Work required -
Collect every line below that contains the word "Facebook".

Stored entries
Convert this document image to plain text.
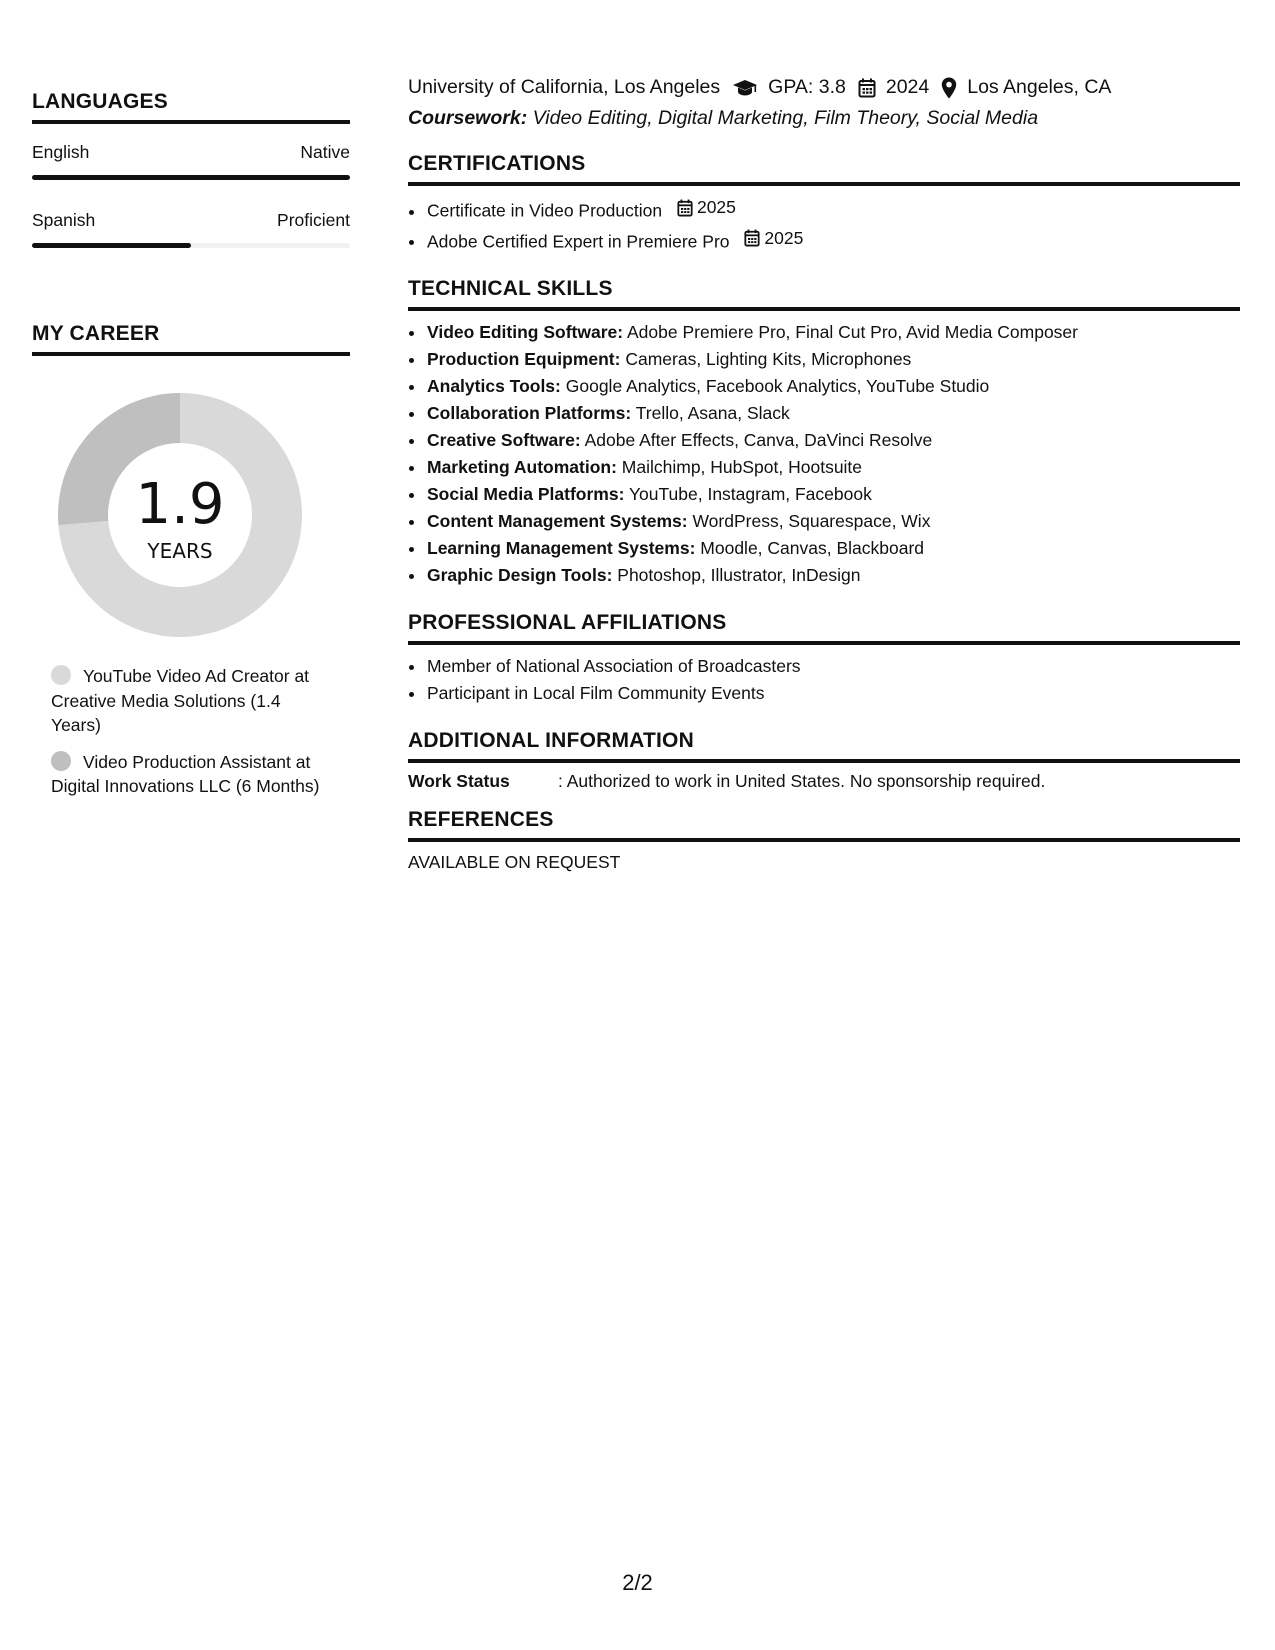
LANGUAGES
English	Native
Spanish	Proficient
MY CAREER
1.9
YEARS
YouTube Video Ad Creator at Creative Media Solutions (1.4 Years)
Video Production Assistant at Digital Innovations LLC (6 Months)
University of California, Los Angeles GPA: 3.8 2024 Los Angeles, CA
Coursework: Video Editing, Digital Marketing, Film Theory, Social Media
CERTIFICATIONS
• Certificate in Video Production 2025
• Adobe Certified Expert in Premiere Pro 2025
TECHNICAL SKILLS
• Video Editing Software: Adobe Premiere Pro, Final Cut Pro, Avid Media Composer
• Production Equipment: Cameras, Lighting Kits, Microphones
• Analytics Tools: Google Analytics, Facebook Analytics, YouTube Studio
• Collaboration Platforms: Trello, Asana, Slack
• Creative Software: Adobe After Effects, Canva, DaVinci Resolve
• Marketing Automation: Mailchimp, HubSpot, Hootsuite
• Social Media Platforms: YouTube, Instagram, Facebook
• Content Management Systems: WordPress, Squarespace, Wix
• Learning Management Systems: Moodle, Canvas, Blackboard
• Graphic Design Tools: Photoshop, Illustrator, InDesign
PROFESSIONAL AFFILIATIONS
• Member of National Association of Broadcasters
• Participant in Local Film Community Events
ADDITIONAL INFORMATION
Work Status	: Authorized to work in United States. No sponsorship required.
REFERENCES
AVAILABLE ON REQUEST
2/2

Reply -
• Analytics Tools: Google Analytics, Facebook Analytics, YouTube Studio
• Social Media Platforms: YouTube, Instagram, Facebook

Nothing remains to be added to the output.